▸ **Exercise task**: Check every line of the entries below for the word "xlabel", and copy the ones that have it.

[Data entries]
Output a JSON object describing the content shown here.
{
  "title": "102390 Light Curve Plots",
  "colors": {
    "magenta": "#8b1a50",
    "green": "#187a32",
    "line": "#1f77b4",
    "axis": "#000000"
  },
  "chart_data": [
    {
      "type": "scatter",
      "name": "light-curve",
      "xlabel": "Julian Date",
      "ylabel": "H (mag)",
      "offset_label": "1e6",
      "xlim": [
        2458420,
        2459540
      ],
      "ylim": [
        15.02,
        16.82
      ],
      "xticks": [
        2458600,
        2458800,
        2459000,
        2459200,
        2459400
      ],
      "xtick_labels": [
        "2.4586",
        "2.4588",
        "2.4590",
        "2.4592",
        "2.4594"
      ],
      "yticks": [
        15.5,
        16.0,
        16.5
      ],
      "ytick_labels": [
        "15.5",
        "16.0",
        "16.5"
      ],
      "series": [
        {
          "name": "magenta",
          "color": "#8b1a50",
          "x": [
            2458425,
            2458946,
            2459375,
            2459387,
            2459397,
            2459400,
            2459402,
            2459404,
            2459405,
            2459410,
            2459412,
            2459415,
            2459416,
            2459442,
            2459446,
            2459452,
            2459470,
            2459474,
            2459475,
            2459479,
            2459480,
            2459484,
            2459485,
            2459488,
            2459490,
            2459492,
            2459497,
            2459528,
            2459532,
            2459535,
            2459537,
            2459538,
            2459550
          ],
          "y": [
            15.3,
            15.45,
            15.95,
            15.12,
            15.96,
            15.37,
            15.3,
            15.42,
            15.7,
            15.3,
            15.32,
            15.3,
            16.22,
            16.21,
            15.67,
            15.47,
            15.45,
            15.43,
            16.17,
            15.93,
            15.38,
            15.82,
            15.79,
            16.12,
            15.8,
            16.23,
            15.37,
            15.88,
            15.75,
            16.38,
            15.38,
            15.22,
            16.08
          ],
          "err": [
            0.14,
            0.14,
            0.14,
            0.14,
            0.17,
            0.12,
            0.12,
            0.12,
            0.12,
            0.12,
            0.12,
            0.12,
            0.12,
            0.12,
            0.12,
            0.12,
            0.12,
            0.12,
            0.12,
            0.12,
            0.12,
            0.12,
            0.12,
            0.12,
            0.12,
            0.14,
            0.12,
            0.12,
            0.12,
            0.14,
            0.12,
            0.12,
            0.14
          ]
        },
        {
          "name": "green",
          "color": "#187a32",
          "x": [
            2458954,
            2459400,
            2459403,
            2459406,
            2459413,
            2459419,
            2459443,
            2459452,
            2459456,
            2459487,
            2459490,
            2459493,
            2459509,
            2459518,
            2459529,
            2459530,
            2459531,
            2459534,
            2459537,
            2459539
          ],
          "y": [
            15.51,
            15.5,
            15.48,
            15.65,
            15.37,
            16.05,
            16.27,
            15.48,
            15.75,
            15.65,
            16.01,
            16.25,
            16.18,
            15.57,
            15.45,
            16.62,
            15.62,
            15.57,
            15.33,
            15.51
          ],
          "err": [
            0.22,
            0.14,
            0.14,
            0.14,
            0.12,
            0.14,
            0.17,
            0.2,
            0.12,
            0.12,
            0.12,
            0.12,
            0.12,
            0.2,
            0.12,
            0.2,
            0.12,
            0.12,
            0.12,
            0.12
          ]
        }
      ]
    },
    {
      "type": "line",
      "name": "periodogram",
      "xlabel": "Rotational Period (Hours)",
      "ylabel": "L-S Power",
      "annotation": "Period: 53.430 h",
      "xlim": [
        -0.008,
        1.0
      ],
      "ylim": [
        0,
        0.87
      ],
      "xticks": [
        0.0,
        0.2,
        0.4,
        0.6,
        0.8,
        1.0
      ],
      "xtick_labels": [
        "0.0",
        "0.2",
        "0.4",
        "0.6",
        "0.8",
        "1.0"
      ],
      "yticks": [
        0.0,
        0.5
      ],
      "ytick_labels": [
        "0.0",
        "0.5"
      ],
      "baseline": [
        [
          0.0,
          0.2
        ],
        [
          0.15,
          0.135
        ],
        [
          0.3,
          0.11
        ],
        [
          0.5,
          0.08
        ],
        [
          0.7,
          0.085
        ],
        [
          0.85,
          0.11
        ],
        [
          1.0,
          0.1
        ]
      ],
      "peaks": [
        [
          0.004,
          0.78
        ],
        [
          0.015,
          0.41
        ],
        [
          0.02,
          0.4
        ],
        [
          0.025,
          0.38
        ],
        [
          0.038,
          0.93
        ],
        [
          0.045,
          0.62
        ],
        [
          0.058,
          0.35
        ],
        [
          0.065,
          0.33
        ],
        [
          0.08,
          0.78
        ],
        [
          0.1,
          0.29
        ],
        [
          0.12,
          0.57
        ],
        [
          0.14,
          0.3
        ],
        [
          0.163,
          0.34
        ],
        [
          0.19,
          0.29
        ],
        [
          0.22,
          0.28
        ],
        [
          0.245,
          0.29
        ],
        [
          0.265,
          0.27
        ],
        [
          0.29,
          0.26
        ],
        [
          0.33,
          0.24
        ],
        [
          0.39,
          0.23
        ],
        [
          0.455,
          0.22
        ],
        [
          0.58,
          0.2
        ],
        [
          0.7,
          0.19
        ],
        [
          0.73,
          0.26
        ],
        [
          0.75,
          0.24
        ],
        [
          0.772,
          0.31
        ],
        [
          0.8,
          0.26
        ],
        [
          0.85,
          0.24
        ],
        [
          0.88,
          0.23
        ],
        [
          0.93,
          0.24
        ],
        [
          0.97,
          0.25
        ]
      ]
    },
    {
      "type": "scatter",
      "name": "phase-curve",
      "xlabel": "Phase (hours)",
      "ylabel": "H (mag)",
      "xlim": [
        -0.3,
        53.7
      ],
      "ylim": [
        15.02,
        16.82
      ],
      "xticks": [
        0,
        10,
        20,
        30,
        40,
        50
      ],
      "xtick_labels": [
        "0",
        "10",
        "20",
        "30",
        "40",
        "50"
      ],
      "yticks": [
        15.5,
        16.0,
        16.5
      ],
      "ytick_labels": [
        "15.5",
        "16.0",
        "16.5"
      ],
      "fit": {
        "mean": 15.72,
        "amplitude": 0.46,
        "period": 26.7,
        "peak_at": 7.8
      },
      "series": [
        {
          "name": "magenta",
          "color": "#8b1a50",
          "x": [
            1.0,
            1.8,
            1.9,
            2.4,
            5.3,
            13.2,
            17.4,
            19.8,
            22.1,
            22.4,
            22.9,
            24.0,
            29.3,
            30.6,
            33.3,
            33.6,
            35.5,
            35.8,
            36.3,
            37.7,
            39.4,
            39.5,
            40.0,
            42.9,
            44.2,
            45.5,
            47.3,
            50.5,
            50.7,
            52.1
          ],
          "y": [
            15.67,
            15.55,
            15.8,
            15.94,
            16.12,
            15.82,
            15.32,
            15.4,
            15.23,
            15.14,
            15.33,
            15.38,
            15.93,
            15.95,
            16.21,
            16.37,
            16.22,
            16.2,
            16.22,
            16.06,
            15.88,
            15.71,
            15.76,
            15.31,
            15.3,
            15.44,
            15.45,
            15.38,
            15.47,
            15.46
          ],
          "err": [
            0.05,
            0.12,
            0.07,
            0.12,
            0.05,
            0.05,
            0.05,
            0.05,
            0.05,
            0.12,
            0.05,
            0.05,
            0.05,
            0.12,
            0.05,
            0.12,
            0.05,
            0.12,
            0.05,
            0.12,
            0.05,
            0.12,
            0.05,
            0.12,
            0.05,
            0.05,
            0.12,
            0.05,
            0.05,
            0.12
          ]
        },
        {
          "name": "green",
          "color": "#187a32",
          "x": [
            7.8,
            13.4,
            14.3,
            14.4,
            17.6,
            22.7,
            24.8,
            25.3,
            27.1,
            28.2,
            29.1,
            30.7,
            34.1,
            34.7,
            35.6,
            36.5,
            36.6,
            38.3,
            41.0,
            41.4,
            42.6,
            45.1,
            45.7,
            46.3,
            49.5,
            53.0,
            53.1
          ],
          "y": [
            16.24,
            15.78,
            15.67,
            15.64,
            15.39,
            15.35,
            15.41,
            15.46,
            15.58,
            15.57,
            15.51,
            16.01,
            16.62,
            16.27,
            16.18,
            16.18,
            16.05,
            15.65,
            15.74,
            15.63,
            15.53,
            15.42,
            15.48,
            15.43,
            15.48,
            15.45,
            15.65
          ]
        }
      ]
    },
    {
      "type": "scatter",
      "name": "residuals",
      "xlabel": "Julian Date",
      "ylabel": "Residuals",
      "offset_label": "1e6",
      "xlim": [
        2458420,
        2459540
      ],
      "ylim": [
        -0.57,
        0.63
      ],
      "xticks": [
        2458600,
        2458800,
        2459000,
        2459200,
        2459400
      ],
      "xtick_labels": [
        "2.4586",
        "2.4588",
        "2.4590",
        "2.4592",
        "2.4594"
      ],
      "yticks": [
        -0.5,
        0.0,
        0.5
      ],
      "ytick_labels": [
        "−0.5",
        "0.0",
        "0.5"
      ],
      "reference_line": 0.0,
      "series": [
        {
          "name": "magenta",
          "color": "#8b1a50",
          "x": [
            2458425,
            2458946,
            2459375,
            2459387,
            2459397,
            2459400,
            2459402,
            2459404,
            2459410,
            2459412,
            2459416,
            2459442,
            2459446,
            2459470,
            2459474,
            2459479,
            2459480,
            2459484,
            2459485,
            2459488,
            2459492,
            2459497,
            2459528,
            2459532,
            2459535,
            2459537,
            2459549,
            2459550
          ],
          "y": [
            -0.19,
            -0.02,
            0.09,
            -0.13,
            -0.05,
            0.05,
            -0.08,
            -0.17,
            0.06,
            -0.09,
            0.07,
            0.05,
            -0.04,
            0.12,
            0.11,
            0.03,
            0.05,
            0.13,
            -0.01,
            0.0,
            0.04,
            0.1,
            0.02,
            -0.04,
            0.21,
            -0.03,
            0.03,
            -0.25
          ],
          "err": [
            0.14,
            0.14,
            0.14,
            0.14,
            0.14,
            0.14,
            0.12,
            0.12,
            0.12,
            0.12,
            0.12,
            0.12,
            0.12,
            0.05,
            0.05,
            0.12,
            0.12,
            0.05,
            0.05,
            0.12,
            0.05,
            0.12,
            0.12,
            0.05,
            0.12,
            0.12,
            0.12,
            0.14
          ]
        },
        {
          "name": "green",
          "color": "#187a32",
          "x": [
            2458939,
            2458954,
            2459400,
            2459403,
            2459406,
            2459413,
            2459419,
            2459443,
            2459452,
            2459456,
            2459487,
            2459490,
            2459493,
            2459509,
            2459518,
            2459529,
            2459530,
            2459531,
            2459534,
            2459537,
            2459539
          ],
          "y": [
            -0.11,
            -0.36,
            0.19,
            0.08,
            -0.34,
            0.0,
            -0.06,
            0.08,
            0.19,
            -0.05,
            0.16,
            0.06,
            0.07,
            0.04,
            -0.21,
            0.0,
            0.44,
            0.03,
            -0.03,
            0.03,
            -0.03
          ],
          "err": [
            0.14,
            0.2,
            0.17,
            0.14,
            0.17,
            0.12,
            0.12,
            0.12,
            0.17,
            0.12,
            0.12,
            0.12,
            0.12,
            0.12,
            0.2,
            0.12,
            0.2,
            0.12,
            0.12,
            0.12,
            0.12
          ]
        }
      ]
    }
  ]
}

▸ **Right answer**:
      "xlabel": "Julian Date",
      "xlabel": "Rotational Period (Hours)",
      "xlabel": "Phase (hours)",
      "xlabel": "Julian Date",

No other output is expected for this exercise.